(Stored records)
start
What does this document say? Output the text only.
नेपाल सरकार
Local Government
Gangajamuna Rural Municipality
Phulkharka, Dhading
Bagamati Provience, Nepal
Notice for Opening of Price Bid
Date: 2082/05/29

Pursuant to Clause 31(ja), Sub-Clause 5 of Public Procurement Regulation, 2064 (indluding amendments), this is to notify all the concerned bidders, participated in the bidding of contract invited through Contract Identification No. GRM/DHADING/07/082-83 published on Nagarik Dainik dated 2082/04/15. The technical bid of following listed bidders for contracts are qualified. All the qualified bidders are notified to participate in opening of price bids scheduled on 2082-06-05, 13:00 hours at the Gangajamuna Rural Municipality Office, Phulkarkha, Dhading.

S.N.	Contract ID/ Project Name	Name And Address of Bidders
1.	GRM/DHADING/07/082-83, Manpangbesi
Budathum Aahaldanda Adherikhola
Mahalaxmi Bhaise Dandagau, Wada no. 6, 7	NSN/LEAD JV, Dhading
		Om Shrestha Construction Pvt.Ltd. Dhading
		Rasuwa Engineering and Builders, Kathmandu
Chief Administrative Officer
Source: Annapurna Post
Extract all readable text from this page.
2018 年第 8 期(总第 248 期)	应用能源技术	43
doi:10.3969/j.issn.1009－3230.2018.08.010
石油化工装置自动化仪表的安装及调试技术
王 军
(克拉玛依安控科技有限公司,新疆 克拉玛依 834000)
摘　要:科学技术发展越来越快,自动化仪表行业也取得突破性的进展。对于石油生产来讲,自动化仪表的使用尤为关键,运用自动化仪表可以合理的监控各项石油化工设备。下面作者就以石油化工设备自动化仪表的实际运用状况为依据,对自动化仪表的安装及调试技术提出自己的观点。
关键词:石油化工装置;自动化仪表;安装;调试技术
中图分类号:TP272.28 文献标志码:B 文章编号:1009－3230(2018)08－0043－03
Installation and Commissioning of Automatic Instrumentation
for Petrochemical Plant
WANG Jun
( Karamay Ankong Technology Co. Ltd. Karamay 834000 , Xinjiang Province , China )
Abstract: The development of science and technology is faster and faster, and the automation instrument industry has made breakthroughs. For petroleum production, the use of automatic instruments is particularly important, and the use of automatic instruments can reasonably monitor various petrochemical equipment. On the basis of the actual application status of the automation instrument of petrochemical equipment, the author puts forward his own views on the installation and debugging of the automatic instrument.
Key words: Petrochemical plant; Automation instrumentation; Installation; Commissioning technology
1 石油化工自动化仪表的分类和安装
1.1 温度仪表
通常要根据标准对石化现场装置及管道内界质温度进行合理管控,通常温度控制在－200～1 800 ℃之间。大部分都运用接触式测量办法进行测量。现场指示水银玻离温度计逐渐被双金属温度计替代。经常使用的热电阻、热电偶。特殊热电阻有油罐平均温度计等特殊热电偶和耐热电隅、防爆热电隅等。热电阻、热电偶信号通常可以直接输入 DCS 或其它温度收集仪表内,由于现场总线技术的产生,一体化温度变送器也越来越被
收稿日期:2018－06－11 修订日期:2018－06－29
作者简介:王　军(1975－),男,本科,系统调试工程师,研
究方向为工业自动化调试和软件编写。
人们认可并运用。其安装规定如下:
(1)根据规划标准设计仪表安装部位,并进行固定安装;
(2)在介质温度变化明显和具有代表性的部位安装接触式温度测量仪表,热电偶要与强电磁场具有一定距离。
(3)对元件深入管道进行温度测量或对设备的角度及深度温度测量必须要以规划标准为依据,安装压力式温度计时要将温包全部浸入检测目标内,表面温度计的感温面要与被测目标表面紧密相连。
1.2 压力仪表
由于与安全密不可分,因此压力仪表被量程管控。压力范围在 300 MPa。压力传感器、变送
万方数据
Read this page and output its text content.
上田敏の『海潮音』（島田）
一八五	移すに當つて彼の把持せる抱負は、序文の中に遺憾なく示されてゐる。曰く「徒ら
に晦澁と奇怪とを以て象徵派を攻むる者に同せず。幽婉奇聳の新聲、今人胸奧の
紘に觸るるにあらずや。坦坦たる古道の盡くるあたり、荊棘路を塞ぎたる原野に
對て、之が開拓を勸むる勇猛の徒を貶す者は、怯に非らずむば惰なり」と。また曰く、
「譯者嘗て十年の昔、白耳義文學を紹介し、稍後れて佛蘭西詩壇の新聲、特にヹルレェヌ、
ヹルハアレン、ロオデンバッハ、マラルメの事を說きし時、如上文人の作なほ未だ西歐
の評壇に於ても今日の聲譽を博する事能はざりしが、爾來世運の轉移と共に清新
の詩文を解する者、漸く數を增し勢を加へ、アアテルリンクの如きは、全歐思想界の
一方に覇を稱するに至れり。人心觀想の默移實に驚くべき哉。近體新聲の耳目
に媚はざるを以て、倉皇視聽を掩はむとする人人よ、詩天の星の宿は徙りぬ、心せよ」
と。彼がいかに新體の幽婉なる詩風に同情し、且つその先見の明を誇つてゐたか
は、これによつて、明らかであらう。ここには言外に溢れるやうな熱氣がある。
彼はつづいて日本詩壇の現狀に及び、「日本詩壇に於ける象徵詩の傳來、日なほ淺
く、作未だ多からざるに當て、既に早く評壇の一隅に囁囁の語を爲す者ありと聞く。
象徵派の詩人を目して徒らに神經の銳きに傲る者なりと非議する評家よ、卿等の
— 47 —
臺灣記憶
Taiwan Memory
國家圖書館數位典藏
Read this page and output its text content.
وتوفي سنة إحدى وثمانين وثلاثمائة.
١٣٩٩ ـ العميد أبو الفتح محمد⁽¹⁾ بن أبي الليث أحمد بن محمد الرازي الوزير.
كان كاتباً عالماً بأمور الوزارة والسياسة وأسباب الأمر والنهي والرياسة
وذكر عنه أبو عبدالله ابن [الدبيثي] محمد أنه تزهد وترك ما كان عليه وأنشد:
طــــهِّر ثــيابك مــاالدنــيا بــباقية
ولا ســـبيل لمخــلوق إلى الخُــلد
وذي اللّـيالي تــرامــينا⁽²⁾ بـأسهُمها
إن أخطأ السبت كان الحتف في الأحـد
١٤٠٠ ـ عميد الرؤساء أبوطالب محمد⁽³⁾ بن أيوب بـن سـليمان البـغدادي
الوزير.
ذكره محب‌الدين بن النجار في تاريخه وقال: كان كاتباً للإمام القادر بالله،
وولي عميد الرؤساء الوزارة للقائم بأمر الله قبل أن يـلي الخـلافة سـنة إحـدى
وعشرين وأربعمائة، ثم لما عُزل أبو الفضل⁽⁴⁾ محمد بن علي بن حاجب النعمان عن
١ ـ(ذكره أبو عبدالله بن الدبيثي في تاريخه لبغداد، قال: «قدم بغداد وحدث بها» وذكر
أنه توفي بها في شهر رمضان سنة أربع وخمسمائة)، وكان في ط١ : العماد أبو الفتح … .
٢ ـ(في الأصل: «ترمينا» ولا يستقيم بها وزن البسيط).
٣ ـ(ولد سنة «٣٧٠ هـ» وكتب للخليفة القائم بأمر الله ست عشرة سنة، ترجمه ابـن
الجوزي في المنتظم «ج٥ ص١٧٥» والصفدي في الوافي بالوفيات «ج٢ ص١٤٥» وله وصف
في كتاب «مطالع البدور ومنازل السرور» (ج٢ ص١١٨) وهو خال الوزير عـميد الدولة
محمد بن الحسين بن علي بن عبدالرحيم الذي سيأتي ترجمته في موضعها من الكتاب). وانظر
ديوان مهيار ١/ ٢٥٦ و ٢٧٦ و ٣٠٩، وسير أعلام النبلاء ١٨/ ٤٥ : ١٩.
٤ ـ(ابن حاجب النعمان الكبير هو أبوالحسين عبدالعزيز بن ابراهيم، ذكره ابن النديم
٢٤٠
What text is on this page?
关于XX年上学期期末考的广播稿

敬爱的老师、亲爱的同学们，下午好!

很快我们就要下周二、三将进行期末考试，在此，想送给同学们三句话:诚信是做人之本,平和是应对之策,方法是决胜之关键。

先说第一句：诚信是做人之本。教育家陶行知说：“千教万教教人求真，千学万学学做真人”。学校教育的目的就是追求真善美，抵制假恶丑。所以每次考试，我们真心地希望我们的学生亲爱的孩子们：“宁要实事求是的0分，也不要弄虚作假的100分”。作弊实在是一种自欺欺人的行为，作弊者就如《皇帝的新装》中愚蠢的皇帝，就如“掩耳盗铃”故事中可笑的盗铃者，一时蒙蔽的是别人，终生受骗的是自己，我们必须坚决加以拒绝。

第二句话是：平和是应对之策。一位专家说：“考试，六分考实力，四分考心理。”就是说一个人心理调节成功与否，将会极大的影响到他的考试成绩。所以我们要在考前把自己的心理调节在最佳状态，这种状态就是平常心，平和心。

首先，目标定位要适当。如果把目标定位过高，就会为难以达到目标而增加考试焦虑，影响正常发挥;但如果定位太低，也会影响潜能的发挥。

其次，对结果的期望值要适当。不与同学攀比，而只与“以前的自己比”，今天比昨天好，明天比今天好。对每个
end
Problem details:
In the material above, show every line where the word "الوزارة" turns up.

Solution to this exercise:
كان كاتباً عالماً بأمور الوزارة والسياسة وأسباب الأمر والنهي والرياسة
وولي عميد الرؤساء الوزارة للقائم بأمر الله قبل أن يـلي الخـلافة سـنة إحـدى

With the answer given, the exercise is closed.